### Written problem
Tally how many lines hold the string "Danmark". Your reply should be that number alone.

### Data in this exercise

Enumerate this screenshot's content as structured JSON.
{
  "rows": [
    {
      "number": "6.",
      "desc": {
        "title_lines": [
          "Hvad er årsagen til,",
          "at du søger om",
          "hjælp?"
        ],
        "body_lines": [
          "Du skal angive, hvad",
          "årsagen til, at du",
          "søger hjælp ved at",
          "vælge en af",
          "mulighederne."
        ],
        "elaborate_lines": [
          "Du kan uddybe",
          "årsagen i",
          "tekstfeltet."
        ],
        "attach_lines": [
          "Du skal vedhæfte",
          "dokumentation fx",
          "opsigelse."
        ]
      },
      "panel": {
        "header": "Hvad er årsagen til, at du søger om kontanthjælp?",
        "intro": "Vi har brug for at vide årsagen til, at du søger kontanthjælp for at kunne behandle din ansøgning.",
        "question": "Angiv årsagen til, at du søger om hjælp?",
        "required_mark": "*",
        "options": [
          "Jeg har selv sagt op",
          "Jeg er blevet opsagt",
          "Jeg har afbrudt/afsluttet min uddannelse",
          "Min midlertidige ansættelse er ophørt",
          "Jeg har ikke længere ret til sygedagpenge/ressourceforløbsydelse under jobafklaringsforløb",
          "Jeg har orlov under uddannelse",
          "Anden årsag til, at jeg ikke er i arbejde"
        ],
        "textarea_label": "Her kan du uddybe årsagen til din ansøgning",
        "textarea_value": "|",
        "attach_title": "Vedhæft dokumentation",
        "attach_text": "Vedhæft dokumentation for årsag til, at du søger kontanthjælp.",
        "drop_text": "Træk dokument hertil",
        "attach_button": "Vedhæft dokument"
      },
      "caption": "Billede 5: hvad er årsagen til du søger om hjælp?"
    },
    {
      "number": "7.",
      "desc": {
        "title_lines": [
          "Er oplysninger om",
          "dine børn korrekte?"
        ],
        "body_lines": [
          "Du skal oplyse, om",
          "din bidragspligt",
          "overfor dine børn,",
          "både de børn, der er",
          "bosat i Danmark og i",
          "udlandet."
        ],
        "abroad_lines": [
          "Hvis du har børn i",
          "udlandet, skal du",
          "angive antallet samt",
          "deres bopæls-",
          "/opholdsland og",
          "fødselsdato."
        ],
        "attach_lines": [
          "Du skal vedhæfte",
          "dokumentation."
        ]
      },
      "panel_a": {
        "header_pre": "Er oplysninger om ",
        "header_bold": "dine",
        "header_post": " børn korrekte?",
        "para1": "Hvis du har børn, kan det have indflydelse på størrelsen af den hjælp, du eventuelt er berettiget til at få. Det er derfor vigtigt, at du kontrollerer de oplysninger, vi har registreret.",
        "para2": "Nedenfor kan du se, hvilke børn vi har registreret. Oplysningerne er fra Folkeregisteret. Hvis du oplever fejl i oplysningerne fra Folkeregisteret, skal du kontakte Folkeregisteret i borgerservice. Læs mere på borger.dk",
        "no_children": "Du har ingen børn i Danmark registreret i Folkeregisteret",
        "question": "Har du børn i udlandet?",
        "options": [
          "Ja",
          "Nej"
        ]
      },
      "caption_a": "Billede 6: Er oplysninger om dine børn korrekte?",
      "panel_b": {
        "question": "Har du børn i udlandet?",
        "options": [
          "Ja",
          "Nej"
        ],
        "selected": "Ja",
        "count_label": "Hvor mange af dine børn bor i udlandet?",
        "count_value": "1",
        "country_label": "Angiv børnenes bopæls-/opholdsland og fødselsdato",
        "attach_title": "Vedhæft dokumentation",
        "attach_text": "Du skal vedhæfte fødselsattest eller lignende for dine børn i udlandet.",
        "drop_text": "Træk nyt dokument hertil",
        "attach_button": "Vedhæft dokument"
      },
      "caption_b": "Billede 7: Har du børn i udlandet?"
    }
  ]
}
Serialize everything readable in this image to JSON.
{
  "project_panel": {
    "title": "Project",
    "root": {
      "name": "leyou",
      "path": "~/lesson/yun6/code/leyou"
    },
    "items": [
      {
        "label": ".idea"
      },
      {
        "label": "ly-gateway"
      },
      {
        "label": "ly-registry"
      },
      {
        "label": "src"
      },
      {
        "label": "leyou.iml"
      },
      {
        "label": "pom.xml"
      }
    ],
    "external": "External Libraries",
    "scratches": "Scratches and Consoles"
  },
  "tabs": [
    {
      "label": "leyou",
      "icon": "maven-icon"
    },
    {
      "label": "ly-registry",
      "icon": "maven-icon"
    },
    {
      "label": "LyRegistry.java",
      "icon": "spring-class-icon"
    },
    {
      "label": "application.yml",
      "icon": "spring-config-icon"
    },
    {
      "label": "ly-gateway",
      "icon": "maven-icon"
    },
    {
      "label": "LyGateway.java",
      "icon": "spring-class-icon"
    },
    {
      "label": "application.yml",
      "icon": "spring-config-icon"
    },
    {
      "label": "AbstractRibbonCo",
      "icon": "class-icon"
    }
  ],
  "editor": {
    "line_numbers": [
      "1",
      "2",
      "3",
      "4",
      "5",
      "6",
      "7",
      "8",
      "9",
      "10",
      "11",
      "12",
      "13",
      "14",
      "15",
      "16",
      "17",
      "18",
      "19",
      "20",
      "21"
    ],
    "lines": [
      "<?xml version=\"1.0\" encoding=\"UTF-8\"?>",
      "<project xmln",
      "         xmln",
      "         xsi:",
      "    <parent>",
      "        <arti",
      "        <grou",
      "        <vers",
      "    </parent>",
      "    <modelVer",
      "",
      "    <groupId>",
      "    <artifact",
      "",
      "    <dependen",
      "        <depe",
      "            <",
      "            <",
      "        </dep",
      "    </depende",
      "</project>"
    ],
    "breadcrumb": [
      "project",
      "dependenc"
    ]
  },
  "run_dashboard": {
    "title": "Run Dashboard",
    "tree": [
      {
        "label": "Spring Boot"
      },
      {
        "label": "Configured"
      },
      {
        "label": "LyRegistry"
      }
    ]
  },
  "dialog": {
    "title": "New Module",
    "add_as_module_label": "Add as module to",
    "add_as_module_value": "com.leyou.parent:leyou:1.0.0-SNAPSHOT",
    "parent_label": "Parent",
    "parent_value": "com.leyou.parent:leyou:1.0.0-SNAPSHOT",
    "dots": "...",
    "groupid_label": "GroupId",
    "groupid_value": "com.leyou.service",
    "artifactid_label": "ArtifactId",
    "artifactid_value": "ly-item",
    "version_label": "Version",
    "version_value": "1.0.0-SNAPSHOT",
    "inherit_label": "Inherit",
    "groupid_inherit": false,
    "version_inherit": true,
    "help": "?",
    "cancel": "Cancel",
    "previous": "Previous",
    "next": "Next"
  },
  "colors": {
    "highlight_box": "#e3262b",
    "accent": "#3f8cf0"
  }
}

### The solution
2